** TASK **
In the lines below, find how many contain the word "सबलगढ" and report that figure alone.

-- START --

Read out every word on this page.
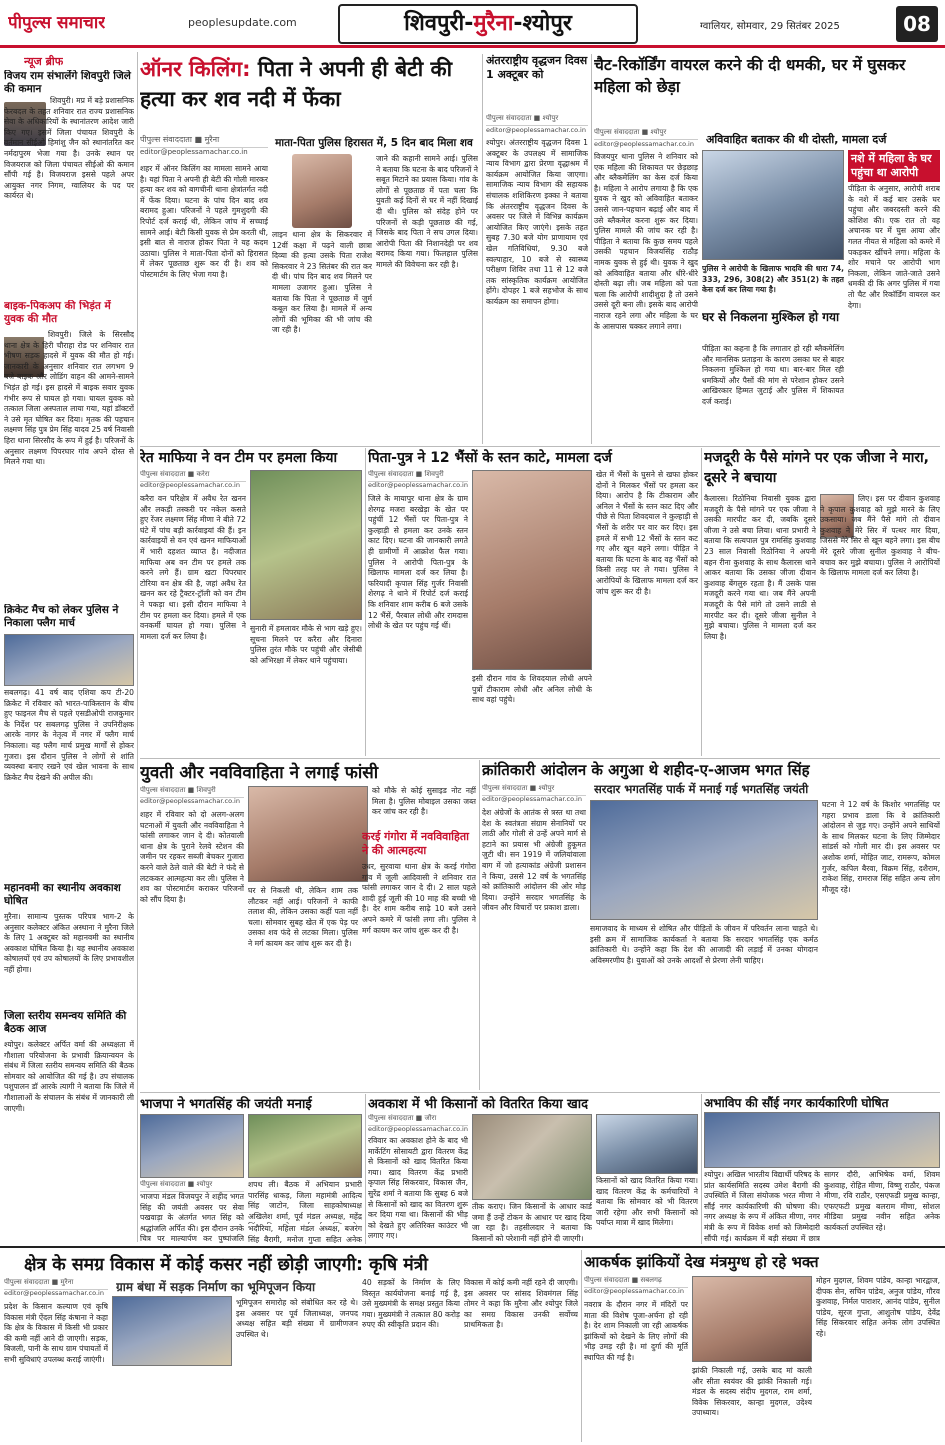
पीपुल्स समाचार	peoplesupdate.com	शिवपुरी-मुरैना-श्योपुर	ग्वालियर, सोमवार, 29 सितंबर 2025	08
न्यूज ब्रीफ
विजय राम संभालेंगे शिवपुरी जिले की कमान
शिवपुरी। मप्र में बड़े प्रशासनिक फेरबदल के तहत शनिवार रात राज्य प्रशासनिक सेवा के अधिकारियों के स्थानांतरण आदेश जारी किए गए। इसमें जिला पंचायत शिवपुरी के वर्तमान सीईओ हिमांशु जैन को स्थानांतरित कर नर्मदापुरम भेजा गया है। उनके स्थान पर विजयराज को जिला पंचायत सीईओ की कमान सौंपी गई है। विजयराज इससे पहले अपर आयुक्त नगर निगम, ग्वालियर के पद पर कार्यरत थे।
बाइक-पिकअप की भिड़ंत में युवक की मौत
शिवपुरी। जिले के सिरसौद थाना क्षेत्र के हिरी चौराहा रोड पर शनिवार रात भीषण सड़क हादसे में युवक की मौत हो गई। जानकारी के अनुसार शनिवार रात लगभग 9 बजे बाइक और लोडिंग वाहन की आमने-सामने भिड़ंत हो गई। इस हादसे में बाइक सवार युवक गंभीर रूप से घायल हो गया। घायल युवक को तत्काल जिला अस्पताल लाया गया, यहां डॉक्टरों ने उसे मृत घोषित कर दिया। मृतक की पहचान लक्ष्मण सिंह पुत्र प्रेम सिंह यादव 25 वर्ष निवासी हिरा थाना सिरसौद के रूप में हुई है। परिजनों के अनुसार लक्ष्मण पिपरघार गांव अपने दोस्त से मिलने गया था।
क्रिकेट मैच को लेकर पुलिस ने निकाला फ्लैग मार्च
सबलगढ़। 41 वर्ष बाद एशिया कप टी-20 क्रिकेट में रविवार को भारत-पाकिस्तान के बीच हुए फाइनल मैच से पहले एसडीओपी राजकुमार के निर्देश पर सबलगढ़ पुलिस ने उपनिरीक्षक आरके नागर के नेतृत्व में नगर में फ्लैग मार्च निकाला। यह फ्लैग मार्च प्रमुख मार्गों से होकर गुजरा। इस दौरान पुलिस ने लोगों से शांति व्यवस्था बनाए रखने एवं खेल भावना के साथ क्रिकेट मैच देखने की अपील की।
महानवमी का स्थानीय अवकाश घोषित
मुरैना। सामान्य पुस्तक परिपत्र भाग-2 के अनुसार कलेक्टर अंकित अस्थाना ने मुरैना जिले के लिए 1 अक्टूबर को महानवमी का स्थानीय अवकाश घोषित किया है। यह स्थानीय अवकाश कोषालयों एवं उप कोषालयों के लिए प्रभावशील नहीं होगा।
जिला स्तरीय समन्वय समिति की बैठक आज
श्योपुर। कलेक्टर अर्पित वर्मा की अध्यक्षता में गौशाला परियोजना के प्रभावी क्रियान्वयन के संबंध में जिला स्तरीय समन्वय समिति की बैठक सोमवार को आयोजित की गई है। उप संचालक पशुपालन डॉ आरके त्यागी ने बताया कि जिले में गौशालाओं के संचालन के संबंध में जानकारी ली जाएगी।
ऑनर किलिंग: पिता ने अपनी ही बेटी की हत्या कर शव नदी में फेंका
पीपुल्स संवाददाता ■ मुरैना
editor@peoplessamachar.co.in
माता-पिता पुलिस हिरासत में, 5 दिन बाद मिला शव
शहर में ऑनर किलिंग का मामला सामने आया है। यहां पिता ने अपनी ही बेटी की गोली मारकर हत्या कर शव को बागचीनी थाना क्षेत्रांतर्गत नदी में फेंक दिया। घटना के पांच दिन बाद शव बरामद हुआ। परिजनों ने पहले गुमशुदगी की रिपोर्ट दर्ज कराई थी, लेकिन जांच में सच्चाई सामने आई। बेटी किसी युवक से प्रेम करती थी, इसी बात से नाराज होकर पिता ने यह कदम उठाया। पुलिस ने माता-पिता दोनों को हिरासत में लेकर पूछताछ शुरू कर दी है। शव को पोस्टमार्टम के लिए भेजा गया है।
लाइन थाना क्षेत्र के सिकरवार में 12वीं कक्षा में पढ़ने वाली छात्रा दिव्या की हत्या उसके पिता राजेश सिकरवार ने 23 सितंबर की रात कर दी थी। पांच दिन बाद शव मिलने पर मामला उजागर हुआ। पुलिस ने बताया कि पिता ने पूछताछ में जुर्म कबूल कर लिया है। मामले में अन्य लोगों की भूमिका की भी जांच की जा रही है।
जाने की कहानी सामने आई। पुलिस ने बताया कि घटना के बाद परिजनों ने सबूत मिटाने का प्रयास किया। गांव के लोगों से पूछताछ में पता चला कि युवती कई दिनों से घर में नहीं दिखाई दी थी। पुलिस को संदेह होने पर परिजनों से कड़ी पूछताछ की गई, जिसके बाद पिता ने सच उगल दिया। आरोपी पिता की निशानदेही पर शव बरामद किया गया। फिलहाल पुलिस मामले की विवेचना कर रही है।
अंतरराष्ट्रीय वृद्धजन दिवस 1 अक्टूबर को
पीपुल्स संवाददाता ■ श्योपुर
editor@peoplessamachar.co.in
श्योपुर। अंतरराष्ट्रीय वृद्धजन दिवस 1 अक्टूबर के उपलक्ष्य में सामाजिक न्याय विभाग द्वारा प्रेरणा वृद्धाश्रम में कार्यक्रम आयोजित किया जाएगा। सामाजिक न्याय विभाग की सहायक संचालक शशिकिरण इक्का ने बताया कि अंतरराष्ट्रीय वृद्धजन दिवस के अवसर पर जिले में विभिन्न कार्यक्रम आयोजित किए जाएंगे। इसके तहत सुबह 7.30 बजे योग प्राणायाम एवं खेल गतिविधियां, 9.30 बजे स्वल्पाहार, 10 बजे से स्वास्थ्य परीक्षण शिविर तथा 11 से 12 बजे तक सांस्कृतिक कार्यक्रम आयोजित होंगे। दोपहर 1 बजे सहभोज के साथ कार्यक्रम का समापन होगा।
चैट-रिकॉर्डिंग वायरल करने की दी धमकी, घर में घुसकर महिला को छेड़ा
पीपुल्स संवाददाता ■ श्योपुर
editor@peoplessamachar.co.in	अविवाहित बताकर की थी दोस्ती, मामला दर्ज
विजयपुर थाना पुलिस ने शनिवार को एक महिला की शिकायत पर छेड़छाड़ और ब्लैकमेलिंग का केस दर्ज किया है। महिला ने आरोप लगाया है कि एक युवक ने खुद को अविवाहित बताकर उससे जान-पहचान बढ़ाई और बाद में उसे ब्लैकमेल करना शुरू कर दिया। पुलिस मामले की जांच कर रही है। पीड़िता ने बताया कि कुछ समय पहले उसकी पहचान विजयसिंह राठौड़ नामक युवक से हुई थी। युवक ने खुद को अविवाहित बताया और धीरे-धीरे दोस्ती बढ़ा ली। जब महिला को पता चला कि आरोपी शादीशुदा है तो उसने उससे दूरी बना ली। इसके बाद आरोपी नाराज रहने लगा और महिला के घर के आसपास चक्कर लगाने लगा।
पुलिस ने आरोपी के खिलाफ भादवि की धारा 74, 333, 296, 308(2) और 351(2) के तहत केस दर्ज कर लिया गया है।
नशे में महिला के घर पहुंचा था आरोपी
पीड़िता के अनुसार, आरोपी शराब के नशे में कई बार उसके घर पहुंचा और जबरदस्ती करने की कोशिश की। एक रात तो वह अचानक घर में घुस आया और गलत नीयत से महिला को कमरे में पकड़कर खींचने लगा। महिला के शोर मचाने पर आरोपी भाग निकला, लेकिन जाते-जाते उसने धमकी दी कि अगर पुलिस में गया तो चैट और रिकॉर्डिंग वायरल कर देगा।
घर से निकलना मुश्किल हो गया
पीड़िता का कहना है कि लगातार हो रही ब्लैकमेलिंग और मानसिक प्रताड़ना के कारण उसका घर से बाहर निकलना मुश्किल हो गया था। बार-बार मिल रही धमकियों और पैसों की मांग से परेशान होकर उसने आखिरकार हिम्मत जुटाई और पुलिस में शिकायत दर्ज कराई।
रेत माफिया ने वन टीम पर हमला किया
पीपुल्स संवाददाता ■ करेरा
editor@peoplessamachar.co.in
करैरा वन परिक्षेत्र में अवैध रेत खनन और लकड़ी तस्करी पर नकेल कसते हुए रेंजर लक्ष्मण सिंह मीणा ने बीते 72 घंटे में पांच बड़ी कार्रवाइयां की हैं। इन कार्रवाइयों से वन एवं खनन माफियाओं में भारी दहशत व्याप्त है। नदीजात माफिया अब वन टीम पर हमले तक करने लगे हैं। ग्राम खटा पिपरघार टोरिया वन क्षेत्र की है, जहां अवैध रेत खनन कर रहे ट्रैक्टर-ट्रॉली को वन टीम ने पकड़ा था। इसी दौरान माफिया ने टीम पर हमला कर दिया। हमले में एक वनकर्मी घायल हो गया। पुलिस ने मामला दर्ज कर लिया है।
सुनारी में हमलावर मौके से भाग खड़े हुए। सूचना मिलने पर करैरा और दिनारा पुलिस तुरंत मौके पर पहुंची और जेसीबी को अभिरक्षा में लेकर थाने पहुंचाया।
पिता-पुत्र ने 12 भैंसों के स्तन काटे, मामला दर्ज
पीपुल्स संवाददाता ■ शिवपुरी
editor@peoplessamachar.co.in
जिले के मायापुर थाना क्षेत्र के ग्राम शेरगढ़ मजरा बरखेड़ा के खेत पर पहुंचीं 12 भैंसों पर पिता-पुत्र ने कुल्हाड़ी से हमला कर उनके स्तन काट दिए। घटना की जानकारी लगते ही ग्रामीणों में आक्रोश फैल गया। पुलिस ने आरोपी पिता-पुत्र के खिलाफ मामला दर्ज कर लिया है। फरियादी कृपाल सिंह गुर्जर निवासी शेरगढ़ ने थाने में रिपोर्ट दर्ज कराई कि शनिवार शाम करीब 6 बजे उसके 12 भैंसें, पैरबाल लोधी और रामदास लोधी के खेत पर पहुंच गई थीं।
इसी दौरान गांव के शिवदयाल लोधी अपने पुत्रों टीकाराम लोधी और अनिल लोधी के साथ वहां पहुंचे।
खेत में भैंसों के घुसने से खफा होकर दोनों ने मिलकर भैंसों पर हमला कर दिया। आरोप है कि टीकाराम और अनिल ने भैंसों के स्तन काट दिए और पीछे से पिता शिवदयाल ने कुल्हाड़ी से भैंसों के शरीर पर वार कर दिए। इस हमले में सभी 12 भैंसों के स्तन कट गए और खून बहने लगा। पीड़ित ने बताया कि घटना के बाद वह भैंसों को किसी तरह घर ले गया। पुलिस ने आरोपियों के खिलाफ मामला दर्ज कर जांच शुरू कर दी है।
मजदूरी के पैसे मांगने पर एक जीजा ने मारा, दूसरे ने बचाया
कैलारस। रिठोनिया निवासी युवक द्वारा मजदूरी के पैसे मांगने पर एक जीजा ने उसकी मारपीट कर दी, जबकि दूसरे जीजा ने उसे बचा लिया। थाना प्रभारी ने बताया कि सत्यपाल पुत्र रामसिंह कुशवाह 23 साल निवासी रिठोनिया ने अपनी बहन रीना कुशवाह के साथ कैलारस थाने आकर बताया कि उसका जीजा दीवान कुशवाह बेंगलुरु रहता है। मैं उसके पास मजदूरी करने गया था। जब मैंने अपनी मजदूरी के पैसे मांगे तो उसने लाठी से मारपीट कर दी। दूसरे जीजा सुनील ने मुझे बचाया। पुलिस ने मामला दर्ज कर लिया है।
लिए। इस पर दीवान कुशवाह ने कृपाल कुशवाह को मुझे मारने के लिए उकसाया। जब मैंने पैसे मांगे तो दीवान कुशवाह ने मेरे सिर में पत्थर मार दिया, जिससे मेरे सिर से खून बहने लगा। इस बीच मेरे दूसरे जीजा सुनील कुशवाह ने बीच-बचाव कर मुझे बचाया। पुलिस ने आरोपियों के खिलाफ मामला दर्ज कर लिया है।
युवती और नवविवाहिता ने लगाई फांसी
पीपुल्स संवाददाता ■ शिवपुरी
editor@peoplessamachar.co.in
शहर में रविवार को दो अलग-अलग घटनाओं में युवती और नवविवाहिता ने फांसी लगाकर जान दे दी। कोतवाली थाना क्षेत्र के पुराने रेलवे स्टेशन की जमीन पर रहकर सब्जी बेचकर गुजारा करने वाले ठेले वाले की बेटी ने फंदे से लटककर आत्महत्या कर ली। पुलिस ने शव का पोस्टमार्टम कराकर परिजनों को सौंप दिया है।
घर से निकली थी, लेकिन शाम तक लौटकर नहीं आई। परिजनों ने काफी तलाश की, लेकिन उसका कहीं पता नहीं चला। सोमवार सुबह खेत में एक पेड़ पर उसका शव फंदे से लटका मिला। पुलिस ने मर्ग कायम कर जांच शुरू कर दी है।
को मौके से कोई सुसाइड नोट नहीं मिला है। पुलिस मोबाइल उसका जब्त कर जांच कर रही है।
करई गंगोरा में नवविवाहिता ने की आत्महत्या
उधर, सुरवाया थाना क्षेत्र के करई गंगोरा गांव में जूली आदिवासी ने शनिवार रात फांसी लगाकर जान दे दी। 2 साल पहले शादी हुई जूली की 10 माह की बच्ची भी है। देर शाम करीब साढ़े 10 बजे उसने अपने कमरे में फांसी लगा ली। पुलिस ने मर्ग कायम कर जांच शुरू कर दी है।
क्रांतिकारी आंदोलन के अगुआ थे शहीद-ए-आजम भगत सिंह
पीपुल्स संवाददाता ■ श्योपुर
editor@peoplessamachar.co.in
सरदार भगतसिंह पार्क में मनाई गई भगतसिंह जयंती
देश अंग्रेजों के आतंक से त्रस्त था तथा देश के स्वतंत्रता संग्राम सेनानियों पर लाठी और गोली से उन्हें अपने मार्ग से हटाने का प्रयास भी अंग्रेजी हुकूमत जुटी थी। सन 1919 में जलियांवाला बाग में जो हत्याकांड अंग्रेजी प्रशासन ने किया, उससे 12 वर्ष के भगतसिंह को क्रांतिकारी आंदोलन की ओर मोड़ दिया। उन्होंने सरदार भगतसिंह के जीवन और विचारों पर प्रकाश डाला।
समाजवाद के माध्यम से शोषित और पीड़ितों के जीवन में परिवर्तन लाना चाहते थे। इसी क्रम में सामाजिक कार्यकर्ता ने बताया कि सरदार भगतसिंह एक कर्मठ क्रांतिकारी थे। उन्होंने कहा कि देश की आजादी की लड़ाई में उनका योगदान अविस्मरणीय है। युवाओं को उनके आदर्शों से प्रेरणा लेनी चाहिए।
घटना ने 12 वर्ष के किशोर भगतसिंह पर गहरा प्रभाव डाला कि वे क्रांतिकारी आंदोलन से जुड़ गए। उन्होंने अपने साथियों के साथ मिलकर घटना के लिए जिम्मेदार सांडर्स को गोली मार दी। इस अवसर पर अशोक शर्मा, मोहित जाट, रामरूप, कोमल गुर्जर, कपिल बैरवा, विक्रम सिंह, दशैराम, राकेश सिंह, रामराज सिंह सहित अन्य लोग मौजूद रहे।
भाजपा ने भगतसिंह की जयंती मनाई
पीपुल्स संवाददाता ■ श्योपुर
भाजपा मंडल विजयपुर ने शहीद भगत सिंह की जयंती अवसर पर सेवा पखवाड़ा के अंतर्गत भगत सिंह को श्रद्धांजलि अर्पित की। इस दौरान उनके चित्र पर माल्यार्पण कर पुष्पांजलि
शपथ ली। बैठक में अभियान प्रभारी पारसिंह धाकड़, जिला महामंत्री आदित्य सिंह जाटोन, जिला साहकोषाध्यक्ष अखिलेश शर्मा, पूर्व मंडल अध्यक्ष, महेंद्र
भदौरिया, महिला मंडल अध्यक्ष, बजरंग सिंह बैरागी, मनोज गुप्ता सहित अनेक
अवकाश में भी किसानों को वितरित किया खाद
पीपुल्स संवाददाता ■ जौरा
editor@peoplessamachar.co.in
रविवार का अवकाश होने के बाद भी मार्केटिंग सोसायटी द्वारा वितरण केंद्र से किसानों को खाद वितरित किया गया। खाद वितरण केंद्र प्रभारी कृपाल सिंह सिकरवार, विकास जैन, सुरेंद्र शर्मा ने बताया कि सुबह 6 बजे से किसानों को खाद का वितरण शुरू कर दिया गया था। किसानों की भीड़ को देखते हुए अतिरिक्त काउंटर भी लगाए गए।
तीक कराए। जिन किसानों के आधार कार्ड जमा हैं उन्हें टोकन के आधार पर खाद दिया जा रहा है। तहसीलदार ने बताया कि किसानों को परेशानी नहीं होने दी जाएगी।
किसानों को खाद वितरित किया गया। खाद वितरण केंद्र के कर्मचारियों ने बताया कि सोमवार को भी वितरण जारी रहेगा और सभी किसानों को पर्याप्त मात्रा में खाद मिलेगा।
अभाविप की सौंई नगर कार्यकारिणी घोषित
श्योपुर। अखिल भारतीय विद्यार्थी परिषद के प्रांत कार्यसमिति सदस्य उमेश बैरागी की उपस्थिति में जिला संयोजक भरत मीणा ने सौंई नगर कार्यकारिणी की घोषणा की। नगर अध्यक्ष के रूप में अंकित मीणा, नगर मंत्री के रूप में विवेक शर्मा को जिम्मेदारी सौंपी गई। कार्यक्रम में बड़ी संख्या में छात्र
सागर दौरी, आभिषेक वर्मा, शिवम कुशवाह, रोहित मीणा, विष्णु राठौर, पंकज मीणा, रवि राठौर, एसएफडी प्रमुख कान्हा, एफएफटी प्रमुख बलराम मीणा, सोशल मीडिया प्रमुख नवीन सहित अनेक कार्यकर्ता उपस्थित रहे।
क्षेत्र के समग्र विकास में कोई कसर नहीं छोड़ी जाएगी: कृषि मंत्री
पीपुल्स संवाददाता ■ मुरैना
editor@peoplessamachar.co.in	ग्राम बंधा में सड़क निर्माण का भूमिपूजन किया
प्रदेश के किसान कल्याण एवं कृषि विकास मंत्री ऐंदल सिंह कंषाना ने कहा कि क्षेत्र के विकास में किसी भी प्रकार की कमी नहीं आने दी जाएगी। सड़क, बिजली, पानी के साथ ग्राम पंचायतों में सभी सुविधाएं उपलब्ध कराई जाएंगी।
भूमिपूजन समारोह को संबोधित कर रहे थे। इस अवसर पर पूर्व जिलाध्यक्ष, जनपद अध्यक्ष सहित बड़ी संख्या में ग्रामीणजन उपस्थित थे।
40 सड़कों के निर्माण के लिए विस्तृत कार्ययोजना बनाई गई है, उसे मुख्यमंत्री के समक्ष प्रस्तुत किया गया। मुख्यमंत्री ने तत्काल 80 करोड़ रुपए की स्वीकृति प्रदान की।
विकास में कोई कमी नहीं रहने दी जाएगी। इस अवसर पर सांसद शिवमंगल सिंह तोमर ने कहा कि मुरैना और श्योपुर जिले का समग्र विकास उनकी सर्वोच्च प्राथमिकता है।
आकर्षक झांकियों देख मंत्रमुग्ध हो रहे भक्त
पीपुल्स संवाददाता ■ सबलगढ़
editor@peoplessamachar.co.in
नवरात्र के दौरान नगर में मंदिरों पर माता की विशेष पूजा-अर्चना हो रही है। देर शाम निकाली जा रही आकर्षक झांकियों को देखने के लिए लोगों की भीड़ उमड़ रही है। मां दुर्गा की मूर्ति स्थापित की गई है।
झांकी निकाली गई, उसके बाद मां काली और सीता स्वयंवर की झांकी निकाली गई। मंडल के सदस्य संदीप मुदगल, राम शर्मा, विवेक सिकरवार, कान्हा मुदगल, उदेश्य उपाध्याय।
मोहन मुदगल, शिवम पांडेय, कान्हा भारद्वाज, दीपक सेन, सचिन पांडेय, अनुज पांडेय, गौरव कुशवाह, निर्मल पाराशर, आनंद पांडेय, सुनील पांडेय, सूरज गुप्ता, आशुतोष पांडेय, देवेंद्र सिंह सिकरवार सहित अनेक लोग उपस्थित रहे।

-- END --

** ANSWER TO THIS EXERCISE **
2